Dataset records:
☆ ☆ ☆ ☆ ☆ ☆ ☆

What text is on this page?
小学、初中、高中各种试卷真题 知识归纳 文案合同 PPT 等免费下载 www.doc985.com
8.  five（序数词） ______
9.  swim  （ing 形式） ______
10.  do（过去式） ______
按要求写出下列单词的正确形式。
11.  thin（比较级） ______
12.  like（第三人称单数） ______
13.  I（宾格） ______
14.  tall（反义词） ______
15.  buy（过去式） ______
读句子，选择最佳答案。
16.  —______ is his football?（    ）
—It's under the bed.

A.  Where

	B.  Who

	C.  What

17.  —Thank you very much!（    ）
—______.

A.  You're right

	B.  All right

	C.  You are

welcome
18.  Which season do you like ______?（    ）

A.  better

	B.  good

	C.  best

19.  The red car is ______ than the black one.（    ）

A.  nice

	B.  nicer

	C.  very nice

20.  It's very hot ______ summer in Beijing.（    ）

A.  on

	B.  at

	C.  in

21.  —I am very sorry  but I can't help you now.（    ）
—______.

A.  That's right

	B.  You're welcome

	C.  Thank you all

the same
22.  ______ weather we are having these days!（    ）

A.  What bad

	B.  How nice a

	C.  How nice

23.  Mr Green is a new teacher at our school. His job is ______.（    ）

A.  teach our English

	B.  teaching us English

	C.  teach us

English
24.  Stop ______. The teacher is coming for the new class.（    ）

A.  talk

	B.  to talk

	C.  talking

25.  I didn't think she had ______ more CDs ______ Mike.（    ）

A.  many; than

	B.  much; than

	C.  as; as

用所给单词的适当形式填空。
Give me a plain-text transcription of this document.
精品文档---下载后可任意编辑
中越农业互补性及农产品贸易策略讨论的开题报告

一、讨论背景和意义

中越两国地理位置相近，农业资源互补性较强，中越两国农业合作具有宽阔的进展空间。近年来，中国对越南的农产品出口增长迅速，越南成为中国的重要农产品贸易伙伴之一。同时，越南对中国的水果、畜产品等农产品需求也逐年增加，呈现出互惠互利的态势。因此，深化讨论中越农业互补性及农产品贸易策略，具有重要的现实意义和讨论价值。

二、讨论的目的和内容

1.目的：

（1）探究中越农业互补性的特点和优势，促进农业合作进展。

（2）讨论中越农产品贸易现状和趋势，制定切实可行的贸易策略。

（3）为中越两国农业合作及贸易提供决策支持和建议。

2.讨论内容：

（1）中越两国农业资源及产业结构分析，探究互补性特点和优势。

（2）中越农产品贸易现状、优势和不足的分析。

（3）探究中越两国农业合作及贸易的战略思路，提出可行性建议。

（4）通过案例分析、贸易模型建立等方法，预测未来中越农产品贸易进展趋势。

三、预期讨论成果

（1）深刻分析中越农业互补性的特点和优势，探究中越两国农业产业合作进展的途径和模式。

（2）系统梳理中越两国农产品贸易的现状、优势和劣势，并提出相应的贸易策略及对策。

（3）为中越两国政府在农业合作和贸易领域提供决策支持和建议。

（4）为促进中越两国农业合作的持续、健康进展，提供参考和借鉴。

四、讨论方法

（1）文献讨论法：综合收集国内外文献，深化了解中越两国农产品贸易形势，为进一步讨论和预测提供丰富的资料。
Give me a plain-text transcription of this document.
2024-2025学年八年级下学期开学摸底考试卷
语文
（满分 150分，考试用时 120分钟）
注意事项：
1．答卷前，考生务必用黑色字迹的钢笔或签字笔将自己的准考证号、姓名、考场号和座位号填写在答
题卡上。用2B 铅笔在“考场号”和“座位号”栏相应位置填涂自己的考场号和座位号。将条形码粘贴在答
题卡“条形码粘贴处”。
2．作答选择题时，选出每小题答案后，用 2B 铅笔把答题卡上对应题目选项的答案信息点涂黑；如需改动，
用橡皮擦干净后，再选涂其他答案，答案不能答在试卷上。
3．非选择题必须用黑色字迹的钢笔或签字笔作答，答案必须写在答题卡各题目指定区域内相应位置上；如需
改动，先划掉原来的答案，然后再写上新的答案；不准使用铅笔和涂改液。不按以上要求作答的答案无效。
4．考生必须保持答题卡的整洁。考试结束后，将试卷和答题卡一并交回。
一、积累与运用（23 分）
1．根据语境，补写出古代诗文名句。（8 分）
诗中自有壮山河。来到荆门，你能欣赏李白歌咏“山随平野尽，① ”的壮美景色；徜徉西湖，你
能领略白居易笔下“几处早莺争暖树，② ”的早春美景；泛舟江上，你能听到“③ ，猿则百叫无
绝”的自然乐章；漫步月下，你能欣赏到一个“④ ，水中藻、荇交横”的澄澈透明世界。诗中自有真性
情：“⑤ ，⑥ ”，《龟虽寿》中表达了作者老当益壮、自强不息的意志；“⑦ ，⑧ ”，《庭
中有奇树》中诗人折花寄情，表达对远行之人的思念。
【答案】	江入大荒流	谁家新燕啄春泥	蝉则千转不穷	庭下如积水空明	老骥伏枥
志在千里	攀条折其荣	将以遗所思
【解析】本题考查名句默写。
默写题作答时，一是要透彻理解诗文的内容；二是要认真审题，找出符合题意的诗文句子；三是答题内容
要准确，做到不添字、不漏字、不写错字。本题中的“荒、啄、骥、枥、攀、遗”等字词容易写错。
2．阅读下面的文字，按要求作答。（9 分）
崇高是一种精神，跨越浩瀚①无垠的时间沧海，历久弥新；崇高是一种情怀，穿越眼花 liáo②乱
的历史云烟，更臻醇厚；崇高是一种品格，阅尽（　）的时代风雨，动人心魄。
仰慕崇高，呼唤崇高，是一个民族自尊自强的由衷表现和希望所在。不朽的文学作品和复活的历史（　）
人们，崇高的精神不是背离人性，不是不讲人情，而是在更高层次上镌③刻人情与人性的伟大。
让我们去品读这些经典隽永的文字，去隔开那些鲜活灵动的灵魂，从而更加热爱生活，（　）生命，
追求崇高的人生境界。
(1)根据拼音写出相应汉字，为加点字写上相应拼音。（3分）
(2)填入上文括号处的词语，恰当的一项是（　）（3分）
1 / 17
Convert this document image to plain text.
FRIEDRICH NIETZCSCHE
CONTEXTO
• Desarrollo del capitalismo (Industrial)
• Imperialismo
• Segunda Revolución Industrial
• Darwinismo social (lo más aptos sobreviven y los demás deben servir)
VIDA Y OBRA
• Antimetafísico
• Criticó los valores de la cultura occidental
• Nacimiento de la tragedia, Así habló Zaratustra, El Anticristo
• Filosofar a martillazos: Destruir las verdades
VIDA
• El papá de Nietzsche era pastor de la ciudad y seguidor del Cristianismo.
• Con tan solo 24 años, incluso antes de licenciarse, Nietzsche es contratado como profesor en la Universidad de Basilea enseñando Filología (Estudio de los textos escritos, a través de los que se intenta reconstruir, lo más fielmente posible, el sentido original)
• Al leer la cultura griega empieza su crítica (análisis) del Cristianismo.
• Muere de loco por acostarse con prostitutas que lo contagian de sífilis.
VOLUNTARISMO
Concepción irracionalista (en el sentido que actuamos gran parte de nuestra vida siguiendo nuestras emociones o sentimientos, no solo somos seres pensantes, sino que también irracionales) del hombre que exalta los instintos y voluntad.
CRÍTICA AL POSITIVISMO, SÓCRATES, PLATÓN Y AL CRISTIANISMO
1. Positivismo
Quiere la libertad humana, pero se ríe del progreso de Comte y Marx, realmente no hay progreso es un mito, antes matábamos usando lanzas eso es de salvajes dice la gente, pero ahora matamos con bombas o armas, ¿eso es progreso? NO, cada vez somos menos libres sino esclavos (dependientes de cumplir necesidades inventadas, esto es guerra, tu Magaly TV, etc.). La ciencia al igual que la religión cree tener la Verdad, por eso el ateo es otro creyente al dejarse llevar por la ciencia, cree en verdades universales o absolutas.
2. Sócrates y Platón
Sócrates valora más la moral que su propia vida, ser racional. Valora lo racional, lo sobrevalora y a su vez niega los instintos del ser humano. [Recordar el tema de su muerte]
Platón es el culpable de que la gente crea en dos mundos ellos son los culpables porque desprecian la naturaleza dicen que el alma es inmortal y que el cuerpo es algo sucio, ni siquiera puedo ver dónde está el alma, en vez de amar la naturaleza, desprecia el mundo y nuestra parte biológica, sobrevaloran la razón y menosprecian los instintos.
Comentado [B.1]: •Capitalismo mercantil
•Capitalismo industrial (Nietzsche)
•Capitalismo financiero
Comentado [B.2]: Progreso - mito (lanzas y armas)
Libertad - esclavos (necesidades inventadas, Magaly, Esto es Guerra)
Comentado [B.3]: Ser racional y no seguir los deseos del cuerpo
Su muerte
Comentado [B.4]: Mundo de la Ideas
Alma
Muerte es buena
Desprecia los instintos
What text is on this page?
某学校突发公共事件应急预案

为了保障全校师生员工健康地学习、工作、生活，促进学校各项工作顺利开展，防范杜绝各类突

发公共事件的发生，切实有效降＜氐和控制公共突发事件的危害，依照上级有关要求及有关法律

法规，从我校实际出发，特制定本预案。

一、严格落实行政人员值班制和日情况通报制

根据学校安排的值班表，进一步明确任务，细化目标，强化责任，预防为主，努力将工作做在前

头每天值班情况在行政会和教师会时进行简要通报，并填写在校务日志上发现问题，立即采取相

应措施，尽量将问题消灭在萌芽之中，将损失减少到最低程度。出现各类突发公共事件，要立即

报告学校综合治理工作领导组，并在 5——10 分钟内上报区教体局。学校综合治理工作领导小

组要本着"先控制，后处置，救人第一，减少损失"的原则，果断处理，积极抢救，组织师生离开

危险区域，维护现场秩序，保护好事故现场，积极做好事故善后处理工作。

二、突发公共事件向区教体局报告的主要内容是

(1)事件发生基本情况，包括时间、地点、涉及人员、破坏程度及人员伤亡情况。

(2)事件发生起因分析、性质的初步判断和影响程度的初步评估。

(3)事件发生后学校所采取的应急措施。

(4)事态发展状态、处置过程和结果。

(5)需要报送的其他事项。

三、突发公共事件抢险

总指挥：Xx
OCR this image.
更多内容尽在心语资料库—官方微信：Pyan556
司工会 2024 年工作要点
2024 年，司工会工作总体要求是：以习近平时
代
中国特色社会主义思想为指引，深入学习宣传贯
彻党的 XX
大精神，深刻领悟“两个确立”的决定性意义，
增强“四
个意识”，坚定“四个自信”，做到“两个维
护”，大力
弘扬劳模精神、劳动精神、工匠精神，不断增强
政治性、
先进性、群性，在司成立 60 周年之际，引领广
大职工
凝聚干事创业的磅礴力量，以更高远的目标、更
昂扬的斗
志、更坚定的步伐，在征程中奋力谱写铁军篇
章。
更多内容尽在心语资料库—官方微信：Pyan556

☆ ☆ ☆ ☆ ☆ ☆ ☆

▶ **EXERCISE GOAL**: Starting with the line that contains "OCR this image.", repeat each line through the last one exactly as it appears. Include both ends and nothing more.

▶ **RIGHT ANSWER**:
OCR this image.
更多内容尽在心语资料库—官方微信：Pyan556
司工会 2024 年工作要点
2024 年，司工会工作总体要求是：以习近平时
代
中国特色社会主义思想为指引，深入学习宣传贯
彻党的 XX
大精神，深刻领悟“两个确立”的决定性意义，
增强“四
个意识”，坚定“四个自信”，做到“两个维
护”，大力
弘扬劳模精神、劳动精神、工匠精神，不断增强
政治性、
先进性、群性，在司成立 60 周年之际，引领广
大职工
凝聚干事创业的磅礴力量，以更高远的目标、更
昂扬的斗
志、更坚定的步伐，在征程中奋力谱写铁军篇
章。
更多内容尽在心语资料库—官方微信：Pyan556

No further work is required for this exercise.